Directive
Note each line where "Change" appears, and copy it.

Material supplied
::::
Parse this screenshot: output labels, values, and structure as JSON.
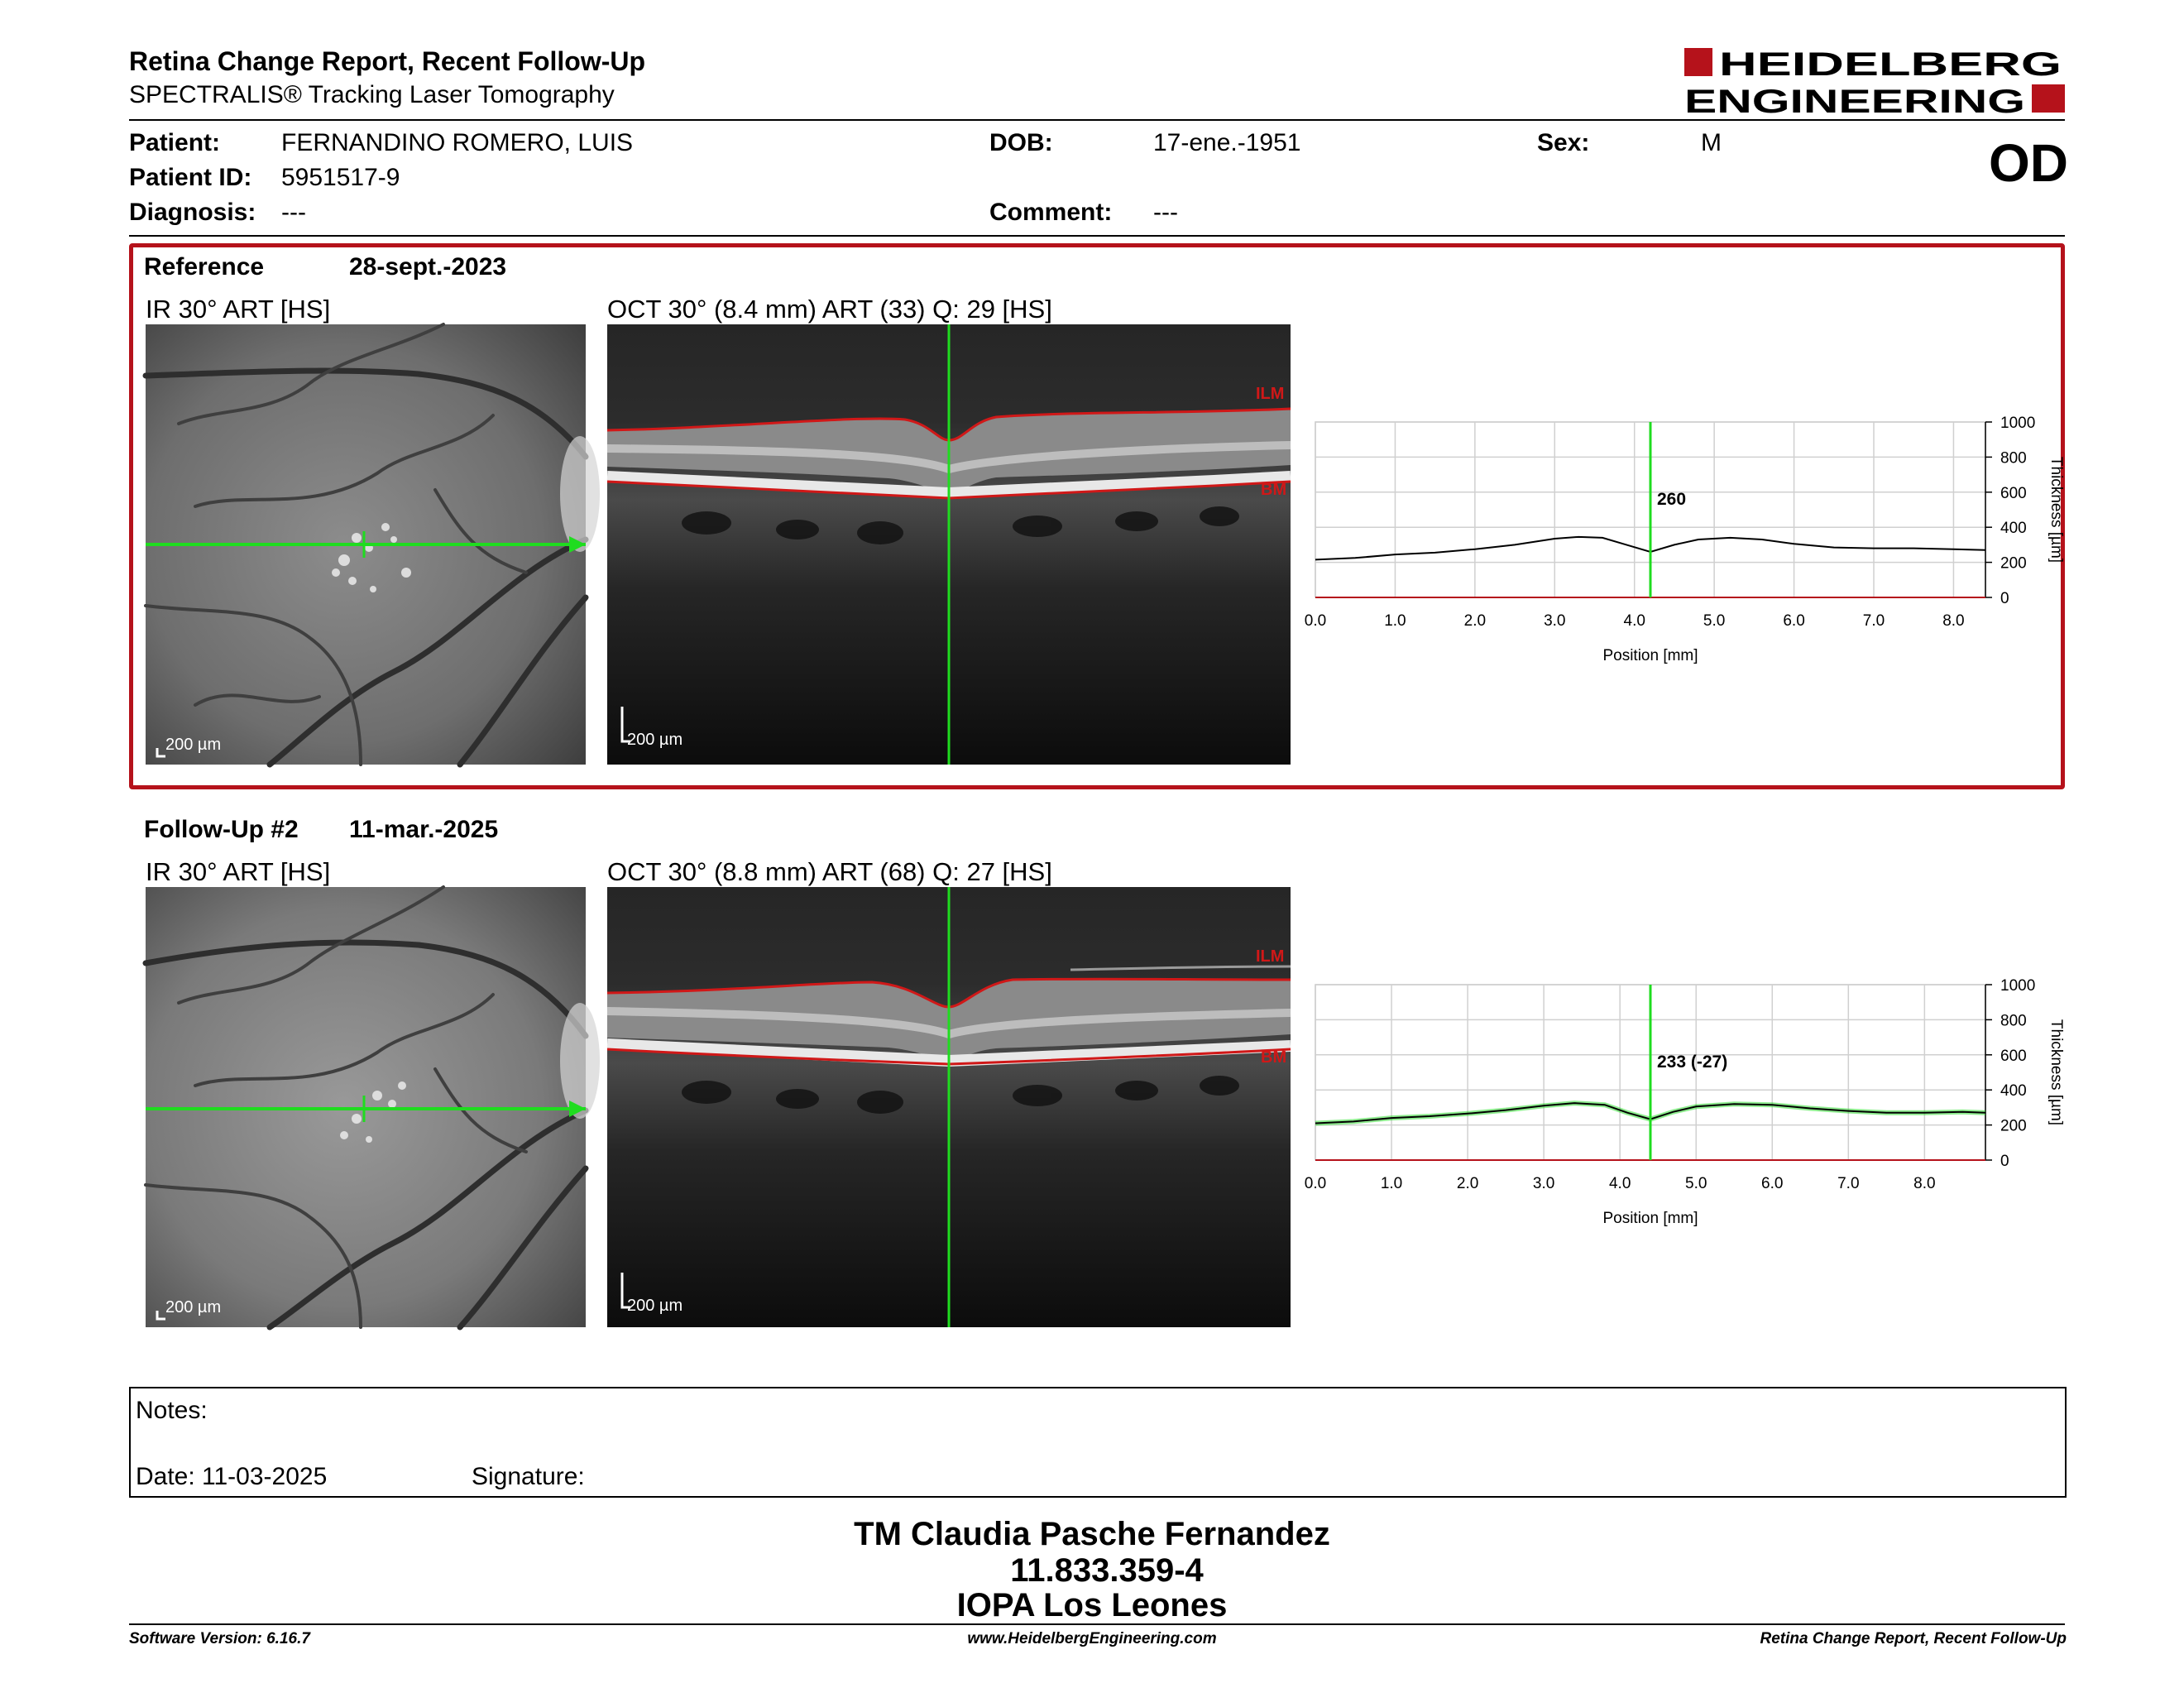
{
  "header": {
    "title": "Retina Change Report, Recent Follow-Up",
    "subtitle": "SPECTRALIS® Tracking Laser Tomography",
    "logo_line1": "HEIDELBERG",
    "logo_line2": "ENGINEERING",
    "eye": "OD"
  },
  "patient": {
    "name_label": "Patient:",
    "name": "FERNANDINO ROMERO, LUIS",
    "id_label": "Patient ID:",
    "id": "5951517-9",
    "diagnosis_label": "Diagnosis:",
    "diagnosis": "---",
    "dob_label": "DOB:",
    "dob": "17-ene.-1951",
    "comment_label": "Comment:",
    "comment": "---",
    "sex_label": "Sex:",
    "sex": "M"
  },
  "reference": {
    "label": "Reference",
    "date": "28-sept.-2023",
    "ir_caption": "IR 30° ART [HS]",
    "oct_caption": "OCT 30° (8.4 mm) ART (33) Q: 29 [HS]",
    "scale_bar": "200 µm",
    "ilm_label": "ILM",
    "bm_label": "BM"
  },
  "followup": {
    "label": "Follow-Up #2",
    "date": "11-mar.-2025",
    "ir_caption": "IR 30° ART [HS]",
    "oct_caption": "OCT 30° (8.8 mm) ART (68) Q: 27 [HS]",
    "scale_bar": "200 µm",
    "ilm_label": "ILM",
    "bm_label": "BM"
  },
  "chart_data": [
    {
      "type": "line",
      "xlabel": "Position [mm]",
      "ylabel": "Thickness [µm]",
      "xlim": [
        0,
        8.4
      ],
      "ylim": [
        0,
        1000
      ],
      "x_ticks": [
        "0.0",
        "1.0",
        "2.0",
        "3.0",
        "4.0",
        "5.0",
        "6.0",
        "7.0",
        "8.0"
      ],
      "y_ticks": [
        "0",
        "200",
        "400",
        "600",
        "800",
        "1000"
      ],
      "marker_x": 4.2,
      "marker_label": "260",
      "grid": true,
      "series": [
        {
          "x": [
            0,
            0.5,
            1.0,
            1.5,
            2.0,
            2.5,
            3.0,
            3.3,
            3.6,
            3.9,
            4.2,
            4.5,
            4.8,
            5.2,
            5.6,
            6.0,
            6.5,
            7.0,
            7.5,
            8.0,
            8.4
          ],
          "values": [
            215,
            225,
            245,
            255,
            275,
            300,
            335,
            345,
            340,
            300,
            260,
            300,
            330,
            340,
            330,
            305,
            285,
            280,
            280,
            275,
            270
          ]
        }
      ]
    },
    {
      "type": "line",
      "xlabel": "Position [mm]",
      "ylabel": "Thickness [µm]",
      "xlim": [
        0,
        8.8
      ],
      "ylim": [
        0,
        1000
      ],
      "x_ticks": [
        "0.0",
        "1.0",
        "2.0",
        "3.0",
        "4.0",
        "5.0",
        "6.0",
        "7.0",
        "8.0"
      ],
      "y_ticks": [
        "0",
        "200",
        "400",
        "600",
        "800",
        "1000"
      ],
      "marker_x": 4.4,
      "marker_label": "233 (-27)",
      "grid": true,
      "series": [
        {
          "x": [
            0,
            0.5,
            1.0,
            1.5,
            2.0,
            2.5,
            3.0,
            3.4,
            3.8,
            4.1,
            4.4,
            4.7,
            5.0,
            5.5,
            6.0,
            6.5,
            7.0,
            7.5,
            8.0,
            8.5,
            8.8
          ],
          "values": [
            210,
            220,
            240,
            250,
            265,
            285,
            310,
            325,
            315,
            270,
            233,
            275,
            305,
            320,
            315,
            295,
            280,
            270,
            270,
            275,
            270
          ]
        }
      ]
    }
  ],
  "notes": {
    "notes_label": "Notes:",
    "date_label": "Date: 11-03-2025",
    "signature_label": "Signature:"
  },
  "operator": {
    "name": "TM Claudia Pasche Fernandez",
    "id": "11.833.359-4",
    "clinic": "IOPA Los Leones"
  },
  "footer": {
    "software": "Software Version: 6.16.7",
    "website": "www.HeidelbergEngineering.com",
    "report": "Retina Change Report, Recent Follow-Up"
  },
  "colors": {
    "brand_red": "#b5121b",
    "marker_green": "#1fdc1f",
    "layer_red": "#d01818"
  }
}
::::
Output below
    "title": "Retina Change Report, Recent Follow-Up",
    "report": "Retina Change Report, Recent Follow-Up"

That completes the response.